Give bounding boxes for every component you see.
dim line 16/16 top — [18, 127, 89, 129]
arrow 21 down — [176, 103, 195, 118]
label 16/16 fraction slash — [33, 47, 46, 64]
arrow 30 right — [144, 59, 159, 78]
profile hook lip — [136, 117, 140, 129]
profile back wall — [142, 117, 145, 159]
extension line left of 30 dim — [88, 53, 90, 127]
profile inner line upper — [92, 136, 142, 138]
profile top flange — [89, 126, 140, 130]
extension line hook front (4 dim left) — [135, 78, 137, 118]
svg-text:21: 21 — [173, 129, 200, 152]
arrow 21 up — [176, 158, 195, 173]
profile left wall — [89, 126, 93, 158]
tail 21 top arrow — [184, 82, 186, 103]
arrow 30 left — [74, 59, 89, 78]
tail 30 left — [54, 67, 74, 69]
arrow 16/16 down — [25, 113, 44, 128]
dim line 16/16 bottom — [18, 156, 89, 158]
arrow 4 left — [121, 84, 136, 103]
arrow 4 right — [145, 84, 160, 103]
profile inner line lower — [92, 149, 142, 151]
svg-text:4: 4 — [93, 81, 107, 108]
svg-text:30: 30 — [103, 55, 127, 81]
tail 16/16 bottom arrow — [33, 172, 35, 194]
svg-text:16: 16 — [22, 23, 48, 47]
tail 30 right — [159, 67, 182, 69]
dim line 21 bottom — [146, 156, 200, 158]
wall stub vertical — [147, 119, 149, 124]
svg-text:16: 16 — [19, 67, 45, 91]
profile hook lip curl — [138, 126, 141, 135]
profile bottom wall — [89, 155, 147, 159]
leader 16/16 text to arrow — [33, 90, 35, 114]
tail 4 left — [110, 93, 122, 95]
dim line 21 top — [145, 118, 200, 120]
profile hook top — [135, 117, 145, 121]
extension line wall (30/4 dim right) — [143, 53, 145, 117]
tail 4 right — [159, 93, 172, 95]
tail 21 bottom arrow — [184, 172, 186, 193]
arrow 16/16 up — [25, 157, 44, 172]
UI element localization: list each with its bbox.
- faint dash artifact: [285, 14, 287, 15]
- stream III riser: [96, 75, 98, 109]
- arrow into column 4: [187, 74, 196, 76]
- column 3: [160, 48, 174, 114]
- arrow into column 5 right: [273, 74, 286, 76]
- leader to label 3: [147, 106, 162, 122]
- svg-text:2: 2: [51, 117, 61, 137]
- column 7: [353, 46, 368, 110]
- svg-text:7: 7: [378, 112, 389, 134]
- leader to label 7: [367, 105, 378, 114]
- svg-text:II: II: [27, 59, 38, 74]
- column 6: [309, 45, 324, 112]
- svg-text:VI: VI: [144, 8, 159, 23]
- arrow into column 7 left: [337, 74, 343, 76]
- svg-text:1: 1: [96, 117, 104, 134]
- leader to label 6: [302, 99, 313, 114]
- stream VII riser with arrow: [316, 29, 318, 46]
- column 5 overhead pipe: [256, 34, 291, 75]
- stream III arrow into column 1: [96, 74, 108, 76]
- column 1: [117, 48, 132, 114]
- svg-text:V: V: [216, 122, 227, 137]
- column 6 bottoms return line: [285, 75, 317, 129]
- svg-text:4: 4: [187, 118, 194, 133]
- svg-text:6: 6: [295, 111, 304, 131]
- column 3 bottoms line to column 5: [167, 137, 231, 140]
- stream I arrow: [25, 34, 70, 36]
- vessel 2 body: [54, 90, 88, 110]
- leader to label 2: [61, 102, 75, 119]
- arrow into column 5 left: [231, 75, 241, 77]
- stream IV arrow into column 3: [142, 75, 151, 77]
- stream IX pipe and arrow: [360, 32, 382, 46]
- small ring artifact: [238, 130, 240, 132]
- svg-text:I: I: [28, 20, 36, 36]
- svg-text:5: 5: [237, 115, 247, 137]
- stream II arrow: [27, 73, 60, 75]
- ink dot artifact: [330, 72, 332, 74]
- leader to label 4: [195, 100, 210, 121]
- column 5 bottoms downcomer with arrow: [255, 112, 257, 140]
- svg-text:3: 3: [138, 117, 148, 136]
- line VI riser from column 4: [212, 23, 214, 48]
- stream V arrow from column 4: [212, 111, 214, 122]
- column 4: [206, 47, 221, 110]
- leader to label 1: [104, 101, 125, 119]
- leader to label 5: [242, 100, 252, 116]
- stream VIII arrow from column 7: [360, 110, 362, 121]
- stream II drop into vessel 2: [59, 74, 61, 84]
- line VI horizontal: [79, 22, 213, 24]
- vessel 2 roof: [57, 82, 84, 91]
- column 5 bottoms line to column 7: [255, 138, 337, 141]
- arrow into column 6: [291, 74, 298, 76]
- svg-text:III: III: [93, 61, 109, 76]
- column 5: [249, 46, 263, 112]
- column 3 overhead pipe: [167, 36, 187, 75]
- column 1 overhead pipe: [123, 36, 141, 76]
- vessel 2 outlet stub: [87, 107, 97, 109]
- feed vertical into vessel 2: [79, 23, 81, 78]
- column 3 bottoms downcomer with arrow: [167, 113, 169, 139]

**PROBLEM DESCRIPTION**
How many lines in the listing above contain the word "extension"? Reply with the number alone.

**RESULT OF THE EXERCISE**
3